● **DATA TO USE**
▬▬▬
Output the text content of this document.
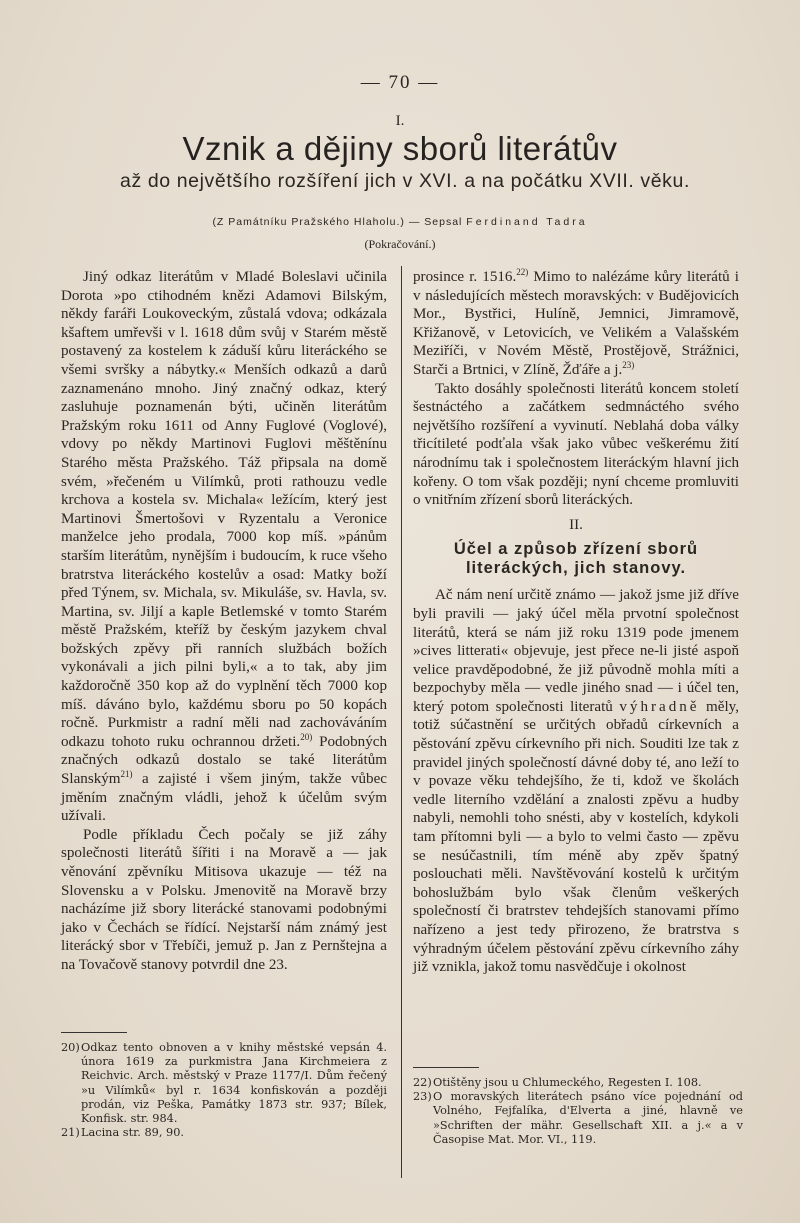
— 70 —
I.
Vznik a dějiny sborů literátův
až do největšího rozšíření jich v XVI. a na počátku XVII. věku.
(Z Památníku Pražského Hlaholu.) — Sepsal Ferdinand Tadra
(Pokračování.)

Jiný odkaz literátům v Mladé Boleslavi učinila Dorota »po ctihodném knězi Adamovi Bilským, někdy faráři Loukoveckým, zůstalá vdova; odkázala kšaftem umřevši v l. 1618 dům svůj v Starém městě postavený za kostelem k záduší kůru literáckého se všemi svršky a nábytky.« Menších odkazů a darů zaznamenáno mnoho. Jiný značný odkaz, který zasluhuje poznamenán býti, učiněn literátům Pražským roku 1611 od Anny Fuglové (Voglové), vdovy po někdy Martinovi Fuglovi měštěnínu Starého města Pražského. Táž připsala na domě svém, »řečeném u Vilímků, proti rathouzu vedle krchova a kostela sv. Michala« ležícím, který jest Martinovi Šmertošovi v Ryzentalu a Veronice manželce jeho prodala, 7000 kop míš. »pánům starším literátům, nynějším i budoucím, k ruce všeho bratrstva literáckého kostelův a osad: Matky boží před Týnem, sv. Michala, sv. Mikuláše, sv. Havla, sv. Martina, sv. Jiljí a kaple Betlemské v tomto Starém městě Pražském, kteříž by českým jazykem chval božských zpěvy při ranních službách božích vykonávali a jich pilni byli,« a to tak, aby jim každoročně 350 kop až do vyplnění těch 7000 kop míš. dáváno bylo, každému sboru po 50 kopách ročně. Purkmistr a radní měli nad zachováváním odkazu tohoto ruku ochrannou držeti.$^{20)}$ Podobných značných odkazů dostalo se také literátům Slanským$^{21)}$ a zajisté i všem jiným, takže vůbec jměním značným vládli, jehož k účelům svým užívali.

Podle příkladu Čech počaly se již záhy společnosti literátů šířiti i na Moravě a — jak věnování zpěvníku Mitisova ukazuje — též na Slovensku a v Polsku. Jmenovitě na Moravě brzy nacházíme již sbory literácké stanovami podobnými jako v Čechách se řídící. Nejstarší nám známý jest literácký sbor v Třebíči, jemuž p. Jan z Pernštejna a na Tovačově stanovy potvrdil dne 23.

20)Odkaz tento obnoven a v knihy městské vepsán 4. února 1619 za purkmistra Jana Kirchmeiera z Reichvic. Arch. městský v Praze 1177/I. Dům řečený »u Vilímků« byl r. 1634 konfiskován a později prodán, viz Peška, Památky 1873 str. 937; Bílek, Konfisk. str. 984.

21)Lacina str. 89, 90.

prosince r. 1516.$^{22)}$ Mimo to nalézáme kůry literátů i v následujících městech moravských: v Budějovicích Mor., Bystřici, Hulíně, Jemnici, Jimramově, Křižanově, v Letovicích, ve Velikém a Valašském Meziříči, v Novém Městě, Prostějově, Strážnici, Starči a Brtnici, v Zlíně, Žďáře a j.$^{23)}$

Takto dosáhly společnosti literátů koncem století šestnáctého a začátkem sedmnáctého svého největšího rozšíření a vyvinutí. Neblahá doba války třicítileté podťala však jako vůbec veškerému žití národnímu tak i společnostem literáckým hlavní jich kořeny. O tom však později; nyní chceme promluviti o vnitřním zřízení sborů literáckých.

II.
Účel a způsob zřízení sborů literáckých, jich stanovy.

Ač nám není určitě známo — jakož jsme již dříve byli pravili — jaký účel měla prvotní společnost literátů, která se nám již roku 1319 pode jmenem »cives litterati« objevuje, jest přece ne-li jisté aspoň velice pravděpodobné, že již původně mohla míti a bezpochyby měla — vedle jiného snad — i účel ten, který potom společnosti literatů výhradně měly, totiž súčastnění se určitých obřadů církevních a pěstování zpěvu církevního při nich. Souditi lze tak z pravidel jiných společností dávné doby té, ano leží to v povaze věku tehdejšího, že ti, kdož ve školách vedle literního vzdělání a znalosti zpěvu a hudby nabyli, nemohli toho snésti, aby v kostelích, kdykoli tam přítomni byli — a bylo to velmi často — zpěvu se nesúčastnili, tím méně aby zpěv špatný poslouchati měli. Navštěvování kostelů k určitým bohoslužbám bylo však členům veškerých společností či bratrstev tehdejších stanovami přímo nařízeno a jest tedy přirozeno, že bratrstva s výhradným účelem pěstování zpěvu církevního záhy již vznikla, jakož tomu nasvědčuje i okolnost

22)Otištěny jsou u Chlumeckého, Regesten I. 108.

23)O moravských literátech psáno více pojednání od Volného, Fejfalíka, d'Elverta a jiné, hlavně ve »Schriften der mähr. Gesellschaft XII. a j.« a v Časopise Mat. Mor. VI., 119.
▬▬▬
● **THE PROBLEM**
Say how many lines in the entries contain the string "moravských", and leave out everything else.

● **RESULT OF THE EXERCISE**
2